(Exercise text begins)
But here is where the confusion sets in. Is a brand purpose simply a lofty statement of principle? Or should it be a more prosaic “Why We Do What We Do” reason for why the brand exists? Should it be connected to what the brand actually does – or serve as a more visionary “Big Hairy Audacious Idea” that will change the world? Or maybe it should simply be a poetic aspirational statement (Apple’s credo, for example, starts with “We are here to enrich lives”). No wonder so many brand purpose statements end up as bland platitudes: no one can agree on what it really represents. Or they prefer to play it safe so no one will be offended (most of all the shareholders), watering it down to a bumper sticker slogan. Which is why purpose statements tend to be quickly forgotten.

That’s a paradox Scott Goodson recognized very early on in his career – what he calls the “purpose gap” – as he helped some of the worlds most iconic Swedish brands grow into global powerhouses. Now based in New York City, his agency continues to work with leading brands to not just define their purpose, but to activate it through stakeholder socialization – in other words, to make the purpose statement come to life, both through actions and words. His latest book “Activate Brand Purpose”, which he co-authored with his colleague Chip Walker, is a handbook for business leaders to transform their companies by harnessing the “power of movements”.

I started by asking Scott how he came up with that quirky agency name.
(Exercise text ends)
(Entries provided begins)
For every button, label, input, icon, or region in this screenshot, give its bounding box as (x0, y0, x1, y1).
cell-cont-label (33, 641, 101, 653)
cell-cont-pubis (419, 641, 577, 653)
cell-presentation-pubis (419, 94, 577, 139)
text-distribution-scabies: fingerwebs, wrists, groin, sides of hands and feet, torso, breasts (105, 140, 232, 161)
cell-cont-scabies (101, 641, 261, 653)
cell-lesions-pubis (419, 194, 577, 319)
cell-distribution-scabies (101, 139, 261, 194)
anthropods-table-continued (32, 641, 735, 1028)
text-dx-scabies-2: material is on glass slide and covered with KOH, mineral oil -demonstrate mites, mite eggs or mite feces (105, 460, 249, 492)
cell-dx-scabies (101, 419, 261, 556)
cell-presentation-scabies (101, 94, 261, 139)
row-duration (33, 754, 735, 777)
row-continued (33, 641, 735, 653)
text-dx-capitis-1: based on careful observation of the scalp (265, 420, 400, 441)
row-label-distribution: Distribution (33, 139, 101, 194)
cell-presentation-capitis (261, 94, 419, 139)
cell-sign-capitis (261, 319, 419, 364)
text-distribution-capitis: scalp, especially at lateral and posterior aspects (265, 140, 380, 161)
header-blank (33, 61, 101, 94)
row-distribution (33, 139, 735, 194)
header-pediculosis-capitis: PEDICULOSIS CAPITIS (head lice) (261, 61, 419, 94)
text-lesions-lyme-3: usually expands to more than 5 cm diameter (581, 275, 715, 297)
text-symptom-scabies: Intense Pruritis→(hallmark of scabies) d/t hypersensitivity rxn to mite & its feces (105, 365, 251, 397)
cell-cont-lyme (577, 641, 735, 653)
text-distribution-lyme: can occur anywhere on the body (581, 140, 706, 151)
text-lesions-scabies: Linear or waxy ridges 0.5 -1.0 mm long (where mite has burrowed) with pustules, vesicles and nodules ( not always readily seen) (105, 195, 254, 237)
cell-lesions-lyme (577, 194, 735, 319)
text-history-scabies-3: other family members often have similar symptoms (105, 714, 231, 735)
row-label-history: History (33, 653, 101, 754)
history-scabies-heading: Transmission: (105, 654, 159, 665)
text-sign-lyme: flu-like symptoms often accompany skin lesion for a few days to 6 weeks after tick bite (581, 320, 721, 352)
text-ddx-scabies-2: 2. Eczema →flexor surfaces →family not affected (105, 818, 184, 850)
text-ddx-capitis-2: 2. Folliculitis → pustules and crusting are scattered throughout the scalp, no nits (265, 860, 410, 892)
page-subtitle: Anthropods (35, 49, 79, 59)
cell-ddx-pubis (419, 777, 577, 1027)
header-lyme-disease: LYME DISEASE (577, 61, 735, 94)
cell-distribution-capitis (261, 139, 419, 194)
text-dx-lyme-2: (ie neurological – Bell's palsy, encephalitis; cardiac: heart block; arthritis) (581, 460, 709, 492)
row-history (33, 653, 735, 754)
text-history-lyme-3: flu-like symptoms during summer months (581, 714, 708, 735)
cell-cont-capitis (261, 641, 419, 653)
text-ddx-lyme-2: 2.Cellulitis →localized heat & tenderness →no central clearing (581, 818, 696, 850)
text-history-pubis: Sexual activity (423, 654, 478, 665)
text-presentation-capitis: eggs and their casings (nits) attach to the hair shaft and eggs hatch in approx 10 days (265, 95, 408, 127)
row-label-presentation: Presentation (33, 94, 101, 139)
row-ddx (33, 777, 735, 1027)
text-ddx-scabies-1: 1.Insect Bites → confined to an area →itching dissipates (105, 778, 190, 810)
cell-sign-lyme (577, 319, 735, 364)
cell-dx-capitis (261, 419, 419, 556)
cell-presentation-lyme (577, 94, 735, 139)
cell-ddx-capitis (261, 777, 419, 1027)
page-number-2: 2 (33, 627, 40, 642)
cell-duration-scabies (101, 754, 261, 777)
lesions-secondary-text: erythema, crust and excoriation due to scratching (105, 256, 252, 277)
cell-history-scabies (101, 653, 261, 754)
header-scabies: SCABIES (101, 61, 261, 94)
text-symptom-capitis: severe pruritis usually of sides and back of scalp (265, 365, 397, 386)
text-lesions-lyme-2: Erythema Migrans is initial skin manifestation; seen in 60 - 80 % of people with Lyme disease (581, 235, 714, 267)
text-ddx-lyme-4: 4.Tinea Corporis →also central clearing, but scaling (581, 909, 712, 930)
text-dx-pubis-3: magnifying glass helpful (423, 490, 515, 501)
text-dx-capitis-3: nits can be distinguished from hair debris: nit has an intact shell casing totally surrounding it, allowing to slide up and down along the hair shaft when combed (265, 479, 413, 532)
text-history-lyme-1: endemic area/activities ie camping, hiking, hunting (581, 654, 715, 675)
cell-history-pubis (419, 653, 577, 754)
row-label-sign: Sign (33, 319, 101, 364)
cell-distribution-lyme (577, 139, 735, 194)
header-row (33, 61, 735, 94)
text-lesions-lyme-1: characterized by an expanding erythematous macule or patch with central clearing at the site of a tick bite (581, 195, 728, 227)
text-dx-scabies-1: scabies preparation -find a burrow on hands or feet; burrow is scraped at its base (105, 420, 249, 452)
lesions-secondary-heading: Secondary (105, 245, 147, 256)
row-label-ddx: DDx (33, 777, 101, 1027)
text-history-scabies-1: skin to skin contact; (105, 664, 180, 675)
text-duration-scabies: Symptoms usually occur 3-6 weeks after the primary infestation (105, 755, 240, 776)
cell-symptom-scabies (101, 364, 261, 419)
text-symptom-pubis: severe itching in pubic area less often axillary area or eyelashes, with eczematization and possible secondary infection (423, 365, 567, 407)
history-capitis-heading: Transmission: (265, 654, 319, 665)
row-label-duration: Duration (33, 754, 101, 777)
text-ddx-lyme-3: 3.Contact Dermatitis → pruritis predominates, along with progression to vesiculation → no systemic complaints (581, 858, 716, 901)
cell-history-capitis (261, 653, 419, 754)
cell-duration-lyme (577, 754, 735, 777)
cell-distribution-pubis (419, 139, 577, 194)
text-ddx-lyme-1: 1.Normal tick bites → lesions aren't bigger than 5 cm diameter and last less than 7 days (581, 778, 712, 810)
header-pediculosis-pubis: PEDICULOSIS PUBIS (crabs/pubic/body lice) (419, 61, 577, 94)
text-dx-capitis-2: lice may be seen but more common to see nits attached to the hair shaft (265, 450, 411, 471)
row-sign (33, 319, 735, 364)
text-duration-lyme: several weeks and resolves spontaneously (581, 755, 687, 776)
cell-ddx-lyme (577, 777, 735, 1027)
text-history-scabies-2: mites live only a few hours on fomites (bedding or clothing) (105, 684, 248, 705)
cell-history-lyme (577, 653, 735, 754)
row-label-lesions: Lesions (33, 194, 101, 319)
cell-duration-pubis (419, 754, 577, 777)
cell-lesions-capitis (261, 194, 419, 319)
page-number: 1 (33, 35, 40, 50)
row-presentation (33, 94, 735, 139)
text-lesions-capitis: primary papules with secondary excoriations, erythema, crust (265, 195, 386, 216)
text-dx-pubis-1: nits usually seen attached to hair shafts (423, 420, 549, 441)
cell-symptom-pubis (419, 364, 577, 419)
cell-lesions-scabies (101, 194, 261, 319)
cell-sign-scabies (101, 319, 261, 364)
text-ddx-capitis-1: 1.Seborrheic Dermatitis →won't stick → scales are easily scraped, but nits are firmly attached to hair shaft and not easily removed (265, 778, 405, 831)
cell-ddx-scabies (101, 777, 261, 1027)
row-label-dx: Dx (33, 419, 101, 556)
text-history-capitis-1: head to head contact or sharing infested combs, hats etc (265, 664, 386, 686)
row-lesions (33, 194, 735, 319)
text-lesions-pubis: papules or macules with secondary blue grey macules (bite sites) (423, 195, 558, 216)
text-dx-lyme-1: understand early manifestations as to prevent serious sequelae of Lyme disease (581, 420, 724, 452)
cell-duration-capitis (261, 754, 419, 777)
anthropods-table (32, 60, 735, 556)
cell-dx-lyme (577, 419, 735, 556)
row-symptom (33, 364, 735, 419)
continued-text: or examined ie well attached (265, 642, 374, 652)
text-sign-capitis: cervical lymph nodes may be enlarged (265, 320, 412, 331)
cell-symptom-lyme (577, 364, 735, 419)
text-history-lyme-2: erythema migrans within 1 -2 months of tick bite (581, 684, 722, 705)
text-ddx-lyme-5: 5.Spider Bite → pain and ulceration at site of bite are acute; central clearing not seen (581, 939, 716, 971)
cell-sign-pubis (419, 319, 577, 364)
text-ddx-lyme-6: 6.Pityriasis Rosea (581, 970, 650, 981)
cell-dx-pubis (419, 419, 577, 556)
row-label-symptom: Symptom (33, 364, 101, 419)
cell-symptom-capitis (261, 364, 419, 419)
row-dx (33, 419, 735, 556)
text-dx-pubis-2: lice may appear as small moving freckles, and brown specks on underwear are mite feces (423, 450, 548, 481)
(Entries provided ends)
*Task set*.
(a) Translate this sentence from the brand purpose passage into Spanish: "I started by asking Scott how he came up with that quirky agency name."
(b) Reproduce the stretch of the brand purpose passage from "But here is" through "be quickly forgotten.".

*Results*.
(a) Empecé preguntándole a Scott cómo se le ocurrió ese peculiar nombre para la agencia.

(b)
But here is where the confusion sets in. Is a brand purpose simply a lofty statement of principle? Or should it be a more prosaic “Why We Do What We Do” reason for why the brand exists? Should it be connected to what the brand actually does – or serve as a more visionary “Big Hairy Audacious Idea” that will change the world? Or maybe it should simply be a poetic aspirational statement (Apple’s credo, for example, starts with “We are here to enrich lives”). No wonder so many brand purpose statements end up as bland platitudes: no one can agree on what it really represents. Or they prefer to play it safe so no one will be offended (most of all the shareholders), watering it down to a bumper sticker slogan. Which is why purpose statements tend to be quickly forgotten.